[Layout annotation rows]

::::::::

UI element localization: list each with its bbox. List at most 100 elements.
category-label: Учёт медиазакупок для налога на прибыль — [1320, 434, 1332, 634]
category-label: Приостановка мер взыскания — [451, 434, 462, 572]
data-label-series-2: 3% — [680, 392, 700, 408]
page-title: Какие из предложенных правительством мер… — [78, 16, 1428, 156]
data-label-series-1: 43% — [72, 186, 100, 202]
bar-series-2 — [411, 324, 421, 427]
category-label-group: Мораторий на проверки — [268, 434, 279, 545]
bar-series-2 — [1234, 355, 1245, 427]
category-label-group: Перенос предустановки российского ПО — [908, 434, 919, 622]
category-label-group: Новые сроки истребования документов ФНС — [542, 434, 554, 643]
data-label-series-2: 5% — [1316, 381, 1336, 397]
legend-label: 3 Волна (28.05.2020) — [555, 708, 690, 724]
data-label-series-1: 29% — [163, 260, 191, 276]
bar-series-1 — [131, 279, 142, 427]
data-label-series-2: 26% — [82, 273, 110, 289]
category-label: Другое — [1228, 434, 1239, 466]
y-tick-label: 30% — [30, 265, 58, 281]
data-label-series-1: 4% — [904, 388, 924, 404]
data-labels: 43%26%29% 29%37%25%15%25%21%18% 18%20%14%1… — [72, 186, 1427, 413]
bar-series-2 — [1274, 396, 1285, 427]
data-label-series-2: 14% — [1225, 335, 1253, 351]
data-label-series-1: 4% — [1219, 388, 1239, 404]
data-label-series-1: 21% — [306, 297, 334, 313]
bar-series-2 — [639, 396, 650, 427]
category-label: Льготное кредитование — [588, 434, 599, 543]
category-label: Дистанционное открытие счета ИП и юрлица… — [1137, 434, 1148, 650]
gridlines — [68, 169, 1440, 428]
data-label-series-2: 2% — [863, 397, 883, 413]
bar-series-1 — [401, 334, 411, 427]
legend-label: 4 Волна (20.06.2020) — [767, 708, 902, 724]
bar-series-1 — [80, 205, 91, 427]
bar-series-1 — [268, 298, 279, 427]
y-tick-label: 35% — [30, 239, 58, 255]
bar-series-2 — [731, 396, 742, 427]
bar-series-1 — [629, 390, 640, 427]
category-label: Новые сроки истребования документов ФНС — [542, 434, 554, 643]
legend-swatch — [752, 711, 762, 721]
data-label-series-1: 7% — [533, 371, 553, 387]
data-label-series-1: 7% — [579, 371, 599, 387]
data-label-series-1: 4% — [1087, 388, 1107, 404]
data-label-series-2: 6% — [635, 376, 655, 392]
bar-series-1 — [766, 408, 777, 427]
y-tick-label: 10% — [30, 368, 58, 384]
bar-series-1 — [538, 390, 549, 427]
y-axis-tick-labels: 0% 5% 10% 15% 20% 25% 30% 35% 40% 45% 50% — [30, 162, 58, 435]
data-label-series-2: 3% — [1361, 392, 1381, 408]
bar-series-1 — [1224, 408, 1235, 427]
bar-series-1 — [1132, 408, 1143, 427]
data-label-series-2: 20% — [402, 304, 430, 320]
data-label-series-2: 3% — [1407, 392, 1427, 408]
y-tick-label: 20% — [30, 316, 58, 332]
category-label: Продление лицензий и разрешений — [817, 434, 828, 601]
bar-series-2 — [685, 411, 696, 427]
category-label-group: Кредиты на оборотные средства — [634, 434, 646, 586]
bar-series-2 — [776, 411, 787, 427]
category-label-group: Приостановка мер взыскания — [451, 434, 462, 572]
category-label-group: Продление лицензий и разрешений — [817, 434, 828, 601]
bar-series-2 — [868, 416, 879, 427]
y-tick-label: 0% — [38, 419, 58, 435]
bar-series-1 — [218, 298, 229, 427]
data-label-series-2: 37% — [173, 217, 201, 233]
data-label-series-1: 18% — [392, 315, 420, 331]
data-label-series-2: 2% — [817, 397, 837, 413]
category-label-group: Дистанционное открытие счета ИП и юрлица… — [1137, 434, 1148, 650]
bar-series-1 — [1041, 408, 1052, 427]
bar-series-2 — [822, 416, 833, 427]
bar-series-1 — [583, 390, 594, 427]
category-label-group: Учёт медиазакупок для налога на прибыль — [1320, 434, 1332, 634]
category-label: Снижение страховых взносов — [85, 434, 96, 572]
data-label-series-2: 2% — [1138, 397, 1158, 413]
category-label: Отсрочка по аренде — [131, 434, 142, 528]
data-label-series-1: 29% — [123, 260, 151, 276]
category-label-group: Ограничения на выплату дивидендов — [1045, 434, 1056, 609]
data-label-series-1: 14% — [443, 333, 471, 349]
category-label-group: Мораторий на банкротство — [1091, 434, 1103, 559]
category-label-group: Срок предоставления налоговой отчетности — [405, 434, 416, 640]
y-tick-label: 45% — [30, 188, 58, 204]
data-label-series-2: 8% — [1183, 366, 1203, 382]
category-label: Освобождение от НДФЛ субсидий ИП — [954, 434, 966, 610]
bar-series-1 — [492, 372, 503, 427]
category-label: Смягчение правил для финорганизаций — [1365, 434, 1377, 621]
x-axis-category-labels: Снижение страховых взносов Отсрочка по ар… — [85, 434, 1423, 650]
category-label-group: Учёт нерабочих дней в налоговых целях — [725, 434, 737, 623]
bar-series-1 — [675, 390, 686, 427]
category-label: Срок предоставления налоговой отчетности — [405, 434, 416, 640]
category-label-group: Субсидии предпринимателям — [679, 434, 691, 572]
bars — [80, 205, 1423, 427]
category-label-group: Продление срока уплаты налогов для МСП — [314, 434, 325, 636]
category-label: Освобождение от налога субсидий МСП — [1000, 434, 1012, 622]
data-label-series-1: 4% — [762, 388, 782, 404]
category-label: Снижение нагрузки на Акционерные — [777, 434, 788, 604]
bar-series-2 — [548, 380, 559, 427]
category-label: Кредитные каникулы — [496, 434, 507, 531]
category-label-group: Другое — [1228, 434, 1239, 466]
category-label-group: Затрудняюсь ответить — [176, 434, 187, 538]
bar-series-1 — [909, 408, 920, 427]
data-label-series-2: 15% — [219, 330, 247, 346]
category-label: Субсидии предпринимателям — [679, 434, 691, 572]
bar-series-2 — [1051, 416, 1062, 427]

::::::::

▶ **INSTRUCTION**
Could you turn every one of the rows above into a numbered list, leaving out any blank lines?

▶ **EXERCISE ANSWER**
1. UI element localization: list each with its bbox. List at most 100 elements.
2. category-label: Учёт медиазакупок для налога на прибыль — [1320, 434, 1332, 634]
3. category-label: Приостановка мер взыскания — [451, 434, 462, 572]
4. data-label-series-2: 3% — [680, 392, 700, 408]
5. page-title: Какие из предложенных правительством мер… — [78, 16, 1428, 156]
6. data-label-series-1: 43% — [72, 186, 100, 202]
7. bar-series-2 — [411, 324, 421, 427]
8. category-label-group: Мораторий на проверки — [268, 434, 279, 545]
9. bar-series-2 — [1234, 355, 1245, 427]
10. category-label-group: Перенос предустановки российского ПО — [908, 434, 919, 622]
11. category-label-group: Новые сроки истребования документов ФНС — [542, 434, 554, 643]
12. data-label-series-2: 5% — [1316, 381, 1336, 397]
13. legend-label: 3 Волна (28.05.2020) — [555, 708, 690, 724]
14. data-label-series-1: 29% — [163, 260, 191, 276]
15. bar-series-1 — [131, 279, 142, 427]
16. data-label-series-2: 26% — [82, 273, 110, 289]
17. category-label: Другое — [1228, 434, 1239, 466]
18. y-tick-label: 30% — [30, 265, 58, 281]
19. data-label-series-1: 4% — [904, 388, 924, 404]
20. data-labels: 43%26%29% 29%37%25%15%25%21%18% 18%20%14%1… — [72, 186, 1427, 413]
21. bar-series-2 — [1274, 396, 1285, 427]
22. data-label-series-2: 14% — [1225, 335, 1253, 351]
23. data-label-series-1: 4% — [1219, 388, 1239, 404]
24. data-label-series-1: 21% — [306, 297, 334, 313]
25. bar-series-2 — [639, 396, 650, 427]
26. category-label: Льготное кредитование — [588, 434, 599, 543]
27. category-label: Дистанционное открытие счета ИП и юрлица… — [1137, 434, 1148, 650]
28. gridlines — [68, 169, 1440, 428]
29. data-label-series-2: 2% — [863, 397, 883, 413]
30. bar-series-1 — [401, 334, 411, 427]
31. legend-label: 4 Волна (20.06.2020) — [767, 708, 902, 724]
32. bar-series-1 — [80, 205, 91, 427]
33. bar-series-1 — [268, 298, 279, 427]
34. y-tick-label: 35% — [30, 239, 58, 255]
35. bar-series-2 — [731, 396, 742, 427]
36. bar-series-1 — [629, 390, 640, 427]
37. category-label: Новые сроки истребования документов ФНС — [542, 434, 554, 643]
38. legend-swatch — [752, 711, 762, 721]
39. data-label-series-1: 7% — [533, 371, 553, 387]
40. data-label-series-1: 7% — [579, 371, 599, 387]
41. data-label-series-1: 4% — [1087, 388, 1107, 404]
42. data-label-series-2: 6% — [635, 376, 655, 392]
43. bar-series-1 — [766, 408, 777, 427]
44. y-tick-label: 10% — [30, 368, 58, 384]
45. bar-series-1 — [538, 390, 549, 427]
46. y-axis-tick-labels: 0% 5% 10% 15% 20% 25% 30% 35% 40% 45% 50% — [30, 162, 58, 435]
47. data-label-series-2: 3% — [1361, 392, 1381, 408]
48. bar-series-1 — [1224, 408, 1235, 427]
49. bar-series-1 — [1132, 408, 1143, 427]
50. data-label-series-2: 20% — [402, 304, 430, 320]
51. data-label-series-2: 3% — [1407, 392, 1427, 408]
52. y-tick-label: 20% — [30, 316, 58, 332]
53. category-label: Продление лицензий и разрешений — [817, 434, 828, 601]
54. bar-series-2 — [685, 411, 696, 427]
55. category-label-group: Кредиты на оборотные средства — [634, 434, 646, 586]
56. bar-series-2 — [776, 411, 787, 427]
57. category-label-group: Приостановка мер взыскания — [451, 434, 462, 572]
58. category-label-group: Продление лицензий и разрешений — [817, 434, 828, 601]
59. bar-series-2 — [868, 416, 879, 427]
60. y-tick-label: 0% — [38, 419, 58, 435]
61. bar-series-1 — [218, 298, 229, 427]
62. data-label-series-2: 37% — [173, 217, 201, 233]
63. data-label-series-1: 18% — [392, 315, 420, 331]
64. data-label-series-2: 2% — [817, 397, 837, 413]
65. category-label-group: Дистанционное открытие счета ИП и юрлица… — [1137, 434, 1148, 650]
66. bar-series-1 — [1041, 408, 1052, 427]
67. bar-series-2 — [822, 416, 833, 427]
68. bar-series-1 — [583, 390, 594, 427]
69. category-label-group: Учёт медиазакупок для налога на прибыль — [1320, 434, 1332, 634]
70. category-label: Снижение страховых взносов — [85, 434, 96, 572]
71. data-label-series-2: 2% — [1138, 397, 1158, 413]
72. category-label: Отсрочка по аренде — [131, 434, 142, 528]
73. data-label-series-1: 29% — [123, 260, 151, 276]
74. category-label-group: Ограничения на выплату дивидендов — [1045, 434, 1056, 609]
75. data-label-series-1: 14% — [443, 333, 471, 349]
76. category-label-group: Мораторий на банкротство — [1091, 434, 1103, 559]
77. category-label-group: Срок предоставления налоговой отчетности — [405, 434, 416, 640]
78. y-tick-label: 45% — [30, 188, 58, 204]
79. data-label-series-2: 8% — [1183, 366, 1203, 382]
80. category-label: Освобождение от НДФЛ субсидий ИП — [954, 434, 966, 610]
81. bar-series-1 — [492, 372, 503, 427]
82. category-label: Смягчение правил для финорганизаций — [1365, 434, 1377, 621]
83. x-axis-category-labels: Снижение страховых взносов Отсрочка по ар… — [85, 434, 1423, 650]
84. category-label-group: Учёт нерабочих дней в налоговых целях — [725, 434, 737, 623]
85. bar-series-1 — [675, 390, 686, 427]
86. category-label: Срок предоставления налоговой отчетности — [405, 434, 416, 640]
87. category-label-group: Субсидии предпринимателям — [679, 434, 691, 572]
88. bars — [80, 205, 1423, 427]
89. category-label-group: Продление срока уплаты налогов для МСП — [314, 434, 325, 636]
90. category-label: Освобождение от налога субсидий МСП — [1000, 434, 1012, 622]
91. data-label-series-1: 4% — [762, 388, 782, 404]
92. category-label: Снижение нагрузки на Акционерные — [777, 434, 788, 604]
93. bar-series-2 — [548, 380, 559, 427]
94. category-label: Кредитные каникулы — [496, 434, 507, 531]
95. category-label-group: Другое — [1228, 434, 1239, 466]
96. category-label-group: Затрудняюсь ответить — [176, 434, 187, 538]
97. bar-series-1 — [909, 408, 920, 427]
98. data-label-series-2: 15% — [219, 330, 247, 346]
99. category-label: Субсидии предпринимателям — [679, 434, 691, 572]
100. bar-series-2 — [1051, 416, 1062, 427]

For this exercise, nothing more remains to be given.